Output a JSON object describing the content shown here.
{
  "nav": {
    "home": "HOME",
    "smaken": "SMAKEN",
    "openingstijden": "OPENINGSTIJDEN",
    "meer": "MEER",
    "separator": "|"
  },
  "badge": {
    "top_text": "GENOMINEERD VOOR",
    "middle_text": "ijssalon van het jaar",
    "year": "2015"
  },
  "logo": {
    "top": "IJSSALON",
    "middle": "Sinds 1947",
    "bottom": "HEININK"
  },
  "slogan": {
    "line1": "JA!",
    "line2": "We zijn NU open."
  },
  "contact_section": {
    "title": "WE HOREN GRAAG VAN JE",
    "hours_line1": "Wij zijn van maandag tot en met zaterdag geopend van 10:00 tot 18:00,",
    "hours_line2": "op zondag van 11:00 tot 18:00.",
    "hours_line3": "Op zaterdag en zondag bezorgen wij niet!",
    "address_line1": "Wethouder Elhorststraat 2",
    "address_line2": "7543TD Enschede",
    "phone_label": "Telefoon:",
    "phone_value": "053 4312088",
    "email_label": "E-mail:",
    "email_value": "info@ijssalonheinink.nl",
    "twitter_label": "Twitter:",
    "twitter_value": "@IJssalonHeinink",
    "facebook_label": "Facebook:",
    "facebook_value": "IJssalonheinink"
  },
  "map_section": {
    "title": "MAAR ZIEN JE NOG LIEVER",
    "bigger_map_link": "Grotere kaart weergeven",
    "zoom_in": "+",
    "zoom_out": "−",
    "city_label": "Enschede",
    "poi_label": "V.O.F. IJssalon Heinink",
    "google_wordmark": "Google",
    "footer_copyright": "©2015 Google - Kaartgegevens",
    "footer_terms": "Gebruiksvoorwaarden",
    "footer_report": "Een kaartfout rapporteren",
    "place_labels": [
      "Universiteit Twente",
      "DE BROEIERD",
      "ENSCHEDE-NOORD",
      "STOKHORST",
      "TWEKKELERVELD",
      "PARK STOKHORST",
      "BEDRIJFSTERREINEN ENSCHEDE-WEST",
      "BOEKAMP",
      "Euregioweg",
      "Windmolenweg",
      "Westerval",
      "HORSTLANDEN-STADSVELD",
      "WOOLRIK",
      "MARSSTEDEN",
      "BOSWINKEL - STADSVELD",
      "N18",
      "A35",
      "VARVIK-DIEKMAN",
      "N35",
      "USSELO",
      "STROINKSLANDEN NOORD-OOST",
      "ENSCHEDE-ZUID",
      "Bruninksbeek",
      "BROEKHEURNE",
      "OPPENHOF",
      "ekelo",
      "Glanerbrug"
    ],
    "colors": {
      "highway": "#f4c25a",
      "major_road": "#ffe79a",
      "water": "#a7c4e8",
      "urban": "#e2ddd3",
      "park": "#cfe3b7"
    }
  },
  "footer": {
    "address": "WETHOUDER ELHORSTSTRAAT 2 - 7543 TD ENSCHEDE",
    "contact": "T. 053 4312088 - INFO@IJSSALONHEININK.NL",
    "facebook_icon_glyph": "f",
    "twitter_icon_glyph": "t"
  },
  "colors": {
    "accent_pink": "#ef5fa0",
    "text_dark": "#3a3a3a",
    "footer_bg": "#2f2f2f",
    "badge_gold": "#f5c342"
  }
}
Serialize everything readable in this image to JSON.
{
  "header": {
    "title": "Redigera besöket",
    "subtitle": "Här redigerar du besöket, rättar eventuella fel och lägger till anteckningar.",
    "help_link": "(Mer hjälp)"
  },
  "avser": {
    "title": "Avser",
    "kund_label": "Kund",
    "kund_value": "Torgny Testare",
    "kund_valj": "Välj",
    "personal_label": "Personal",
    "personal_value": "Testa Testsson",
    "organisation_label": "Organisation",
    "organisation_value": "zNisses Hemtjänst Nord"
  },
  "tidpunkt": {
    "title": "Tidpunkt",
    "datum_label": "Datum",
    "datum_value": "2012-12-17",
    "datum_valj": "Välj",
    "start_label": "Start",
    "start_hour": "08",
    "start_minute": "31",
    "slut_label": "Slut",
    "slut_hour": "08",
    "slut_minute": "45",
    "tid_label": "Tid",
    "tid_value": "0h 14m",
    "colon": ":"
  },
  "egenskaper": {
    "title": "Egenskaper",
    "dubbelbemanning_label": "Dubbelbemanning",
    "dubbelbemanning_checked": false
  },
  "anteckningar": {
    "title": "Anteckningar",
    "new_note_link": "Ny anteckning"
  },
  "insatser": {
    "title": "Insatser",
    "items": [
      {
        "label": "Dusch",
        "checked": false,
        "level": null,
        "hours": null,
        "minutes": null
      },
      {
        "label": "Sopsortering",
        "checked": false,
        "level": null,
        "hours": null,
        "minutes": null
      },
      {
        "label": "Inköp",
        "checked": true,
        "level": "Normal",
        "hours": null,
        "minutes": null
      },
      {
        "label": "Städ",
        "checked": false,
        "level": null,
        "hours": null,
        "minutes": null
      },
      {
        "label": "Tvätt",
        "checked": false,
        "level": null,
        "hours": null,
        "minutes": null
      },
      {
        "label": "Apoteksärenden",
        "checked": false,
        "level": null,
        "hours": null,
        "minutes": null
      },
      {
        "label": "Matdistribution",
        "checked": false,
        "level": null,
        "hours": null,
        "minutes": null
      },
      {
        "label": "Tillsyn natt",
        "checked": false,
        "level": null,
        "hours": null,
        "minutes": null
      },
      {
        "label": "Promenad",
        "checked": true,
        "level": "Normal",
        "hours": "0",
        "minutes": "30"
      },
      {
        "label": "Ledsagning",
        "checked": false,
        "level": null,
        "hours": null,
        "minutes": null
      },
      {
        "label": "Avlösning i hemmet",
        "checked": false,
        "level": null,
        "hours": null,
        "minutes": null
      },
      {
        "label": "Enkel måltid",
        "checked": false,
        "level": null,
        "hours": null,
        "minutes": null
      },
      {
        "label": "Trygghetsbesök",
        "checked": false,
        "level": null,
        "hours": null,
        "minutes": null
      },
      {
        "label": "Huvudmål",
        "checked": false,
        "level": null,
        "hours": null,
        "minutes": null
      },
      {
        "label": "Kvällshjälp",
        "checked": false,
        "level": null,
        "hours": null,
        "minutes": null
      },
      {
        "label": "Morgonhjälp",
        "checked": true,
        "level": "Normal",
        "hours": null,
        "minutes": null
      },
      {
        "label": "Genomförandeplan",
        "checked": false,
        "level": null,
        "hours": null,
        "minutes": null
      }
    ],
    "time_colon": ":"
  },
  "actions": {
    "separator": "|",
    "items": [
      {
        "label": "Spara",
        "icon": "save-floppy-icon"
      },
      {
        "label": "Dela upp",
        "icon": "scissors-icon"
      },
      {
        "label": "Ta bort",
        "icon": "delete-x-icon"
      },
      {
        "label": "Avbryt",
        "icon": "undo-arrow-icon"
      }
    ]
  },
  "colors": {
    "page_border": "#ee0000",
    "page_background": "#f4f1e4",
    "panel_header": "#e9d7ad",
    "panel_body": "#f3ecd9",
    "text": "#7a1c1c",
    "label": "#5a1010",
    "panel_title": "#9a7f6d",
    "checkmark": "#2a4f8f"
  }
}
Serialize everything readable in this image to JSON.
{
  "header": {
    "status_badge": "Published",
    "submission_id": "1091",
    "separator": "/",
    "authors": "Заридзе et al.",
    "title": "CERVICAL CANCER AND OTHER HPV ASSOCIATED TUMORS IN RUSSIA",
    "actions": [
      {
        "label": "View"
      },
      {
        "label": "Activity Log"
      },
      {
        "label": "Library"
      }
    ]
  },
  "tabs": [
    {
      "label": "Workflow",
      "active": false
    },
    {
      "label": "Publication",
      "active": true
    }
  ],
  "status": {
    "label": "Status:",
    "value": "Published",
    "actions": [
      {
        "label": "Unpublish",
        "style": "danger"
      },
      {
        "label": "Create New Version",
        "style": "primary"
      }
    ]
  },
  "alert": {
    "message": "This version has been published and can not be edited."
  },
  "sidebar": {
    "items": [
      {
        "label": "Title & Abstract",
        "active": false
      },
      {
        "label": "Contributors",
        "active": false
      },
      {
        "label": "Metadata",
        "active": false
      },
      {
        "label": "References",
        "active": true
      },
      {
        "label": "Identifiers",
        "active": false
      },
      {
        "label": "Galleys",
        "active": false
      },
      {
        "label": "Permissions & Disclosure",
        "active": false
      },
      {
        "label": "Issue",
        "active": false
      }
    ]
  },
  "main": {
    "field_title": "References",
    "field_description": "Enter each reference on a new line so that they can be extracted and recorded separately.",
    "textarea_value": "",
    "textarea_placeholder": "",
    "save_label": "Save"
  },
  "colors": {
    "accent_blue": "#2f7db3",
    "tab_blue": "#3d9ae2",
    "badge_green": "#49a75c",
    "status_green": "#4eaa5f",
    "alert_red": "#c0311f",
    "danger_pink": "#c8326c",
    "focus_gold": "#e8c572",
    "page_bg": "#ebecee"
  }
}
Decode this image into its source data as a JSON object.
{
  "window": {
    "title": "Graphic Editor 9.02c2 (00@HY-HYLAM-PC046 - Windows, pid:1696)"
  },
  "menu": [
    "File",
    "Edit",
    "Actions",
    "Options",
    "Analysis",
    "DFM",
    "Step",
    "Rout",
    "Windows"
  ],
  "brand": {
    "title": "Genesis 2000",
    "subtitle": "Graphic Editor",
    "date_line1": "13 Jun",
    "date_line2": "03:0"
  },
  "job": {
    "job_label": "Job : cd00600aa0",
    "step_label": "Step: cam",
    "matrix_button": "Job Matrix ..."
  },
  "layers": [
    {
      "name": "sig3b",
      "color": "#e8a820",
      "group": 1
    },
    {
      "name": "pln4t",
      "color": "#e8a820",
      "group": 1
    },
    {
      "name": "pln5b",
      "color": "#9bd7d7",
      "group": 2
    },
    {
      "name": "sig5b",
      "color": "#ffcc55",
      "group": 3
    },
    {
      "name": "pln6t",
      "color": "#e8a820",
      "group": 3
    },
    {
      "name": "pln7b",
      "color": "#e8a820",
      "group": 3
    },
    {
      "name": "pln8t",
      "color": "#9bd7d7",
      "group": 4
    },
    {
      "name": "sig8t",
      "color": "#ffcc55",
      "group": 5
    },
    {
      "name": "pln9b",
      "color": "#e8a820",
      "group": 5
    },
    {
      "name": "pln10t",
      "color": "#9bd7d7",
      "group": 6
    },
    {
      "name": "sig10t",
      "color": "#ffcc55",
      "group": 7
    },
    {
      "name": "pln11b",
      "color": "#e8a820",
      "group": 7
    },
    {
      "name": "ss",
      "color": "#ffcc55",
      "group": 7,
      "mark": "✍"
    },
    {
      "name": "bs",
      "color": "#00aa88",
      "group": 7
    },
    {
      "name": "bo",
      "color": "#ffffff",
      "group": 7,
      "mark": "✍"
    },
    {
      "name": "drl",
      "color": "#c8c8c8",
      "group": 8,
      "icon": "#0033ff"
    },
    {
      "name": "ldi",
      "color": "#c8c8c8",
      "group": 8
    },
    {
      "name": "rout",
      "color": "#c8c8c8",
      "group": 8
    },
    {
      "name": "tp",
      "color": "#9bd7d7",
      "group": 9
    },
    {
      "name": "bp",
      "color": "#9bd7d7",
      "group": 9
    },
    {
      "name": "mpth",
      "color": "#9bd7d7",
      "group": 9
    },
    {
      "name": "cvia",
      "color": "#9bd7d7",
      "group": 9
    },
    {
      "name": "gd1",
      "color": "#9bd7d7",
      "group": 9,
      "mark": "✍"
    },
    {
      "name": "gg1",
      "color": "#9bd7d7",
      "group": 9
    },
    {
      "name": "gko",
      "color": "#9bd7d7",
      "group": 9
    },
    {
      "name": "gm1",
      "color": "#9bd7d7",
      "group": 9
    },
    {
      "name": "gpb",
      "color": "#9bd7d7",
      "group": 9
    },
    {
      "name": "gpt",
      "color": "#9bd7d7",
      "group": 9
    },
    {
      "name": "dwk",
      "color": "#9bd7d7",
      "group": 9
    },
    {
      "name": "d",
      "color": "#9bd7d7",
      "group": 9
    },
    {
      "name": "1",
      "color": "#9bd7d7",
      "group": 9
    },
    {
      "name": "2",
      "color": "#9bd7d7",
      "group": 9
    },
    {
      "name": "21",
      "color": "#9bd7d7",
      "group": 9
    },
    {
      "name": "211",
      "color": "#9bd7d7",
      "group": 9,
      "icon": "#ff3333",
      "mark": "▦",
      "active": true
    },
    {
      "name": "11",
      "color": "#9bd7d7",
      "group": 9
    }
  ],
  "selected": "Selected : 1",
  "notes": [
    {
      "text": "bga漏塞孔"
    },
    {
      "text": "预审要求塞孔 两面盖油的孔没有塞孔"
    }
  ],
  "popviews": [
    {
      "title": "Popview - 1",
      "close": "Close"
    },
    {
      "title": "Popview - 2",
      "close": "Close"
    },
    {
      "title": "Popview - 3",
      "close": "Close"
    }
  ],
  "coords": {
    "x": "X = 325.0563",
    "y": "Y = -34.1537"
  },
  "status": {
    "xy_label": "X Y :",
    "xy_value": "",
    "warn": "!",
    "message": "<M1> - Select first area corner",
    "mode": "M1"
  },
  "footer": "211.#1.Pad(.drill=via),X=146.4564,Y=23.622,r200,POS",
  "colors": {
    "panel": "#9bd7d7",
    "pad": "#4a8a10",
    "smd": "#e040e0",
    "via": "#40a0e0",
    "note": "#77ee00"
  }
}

###

Copy each line of the data that contains the word "Google".

    "google_wordmark": "Google",
    "footer_copyright": "©2015 Google - Kaartgegevens",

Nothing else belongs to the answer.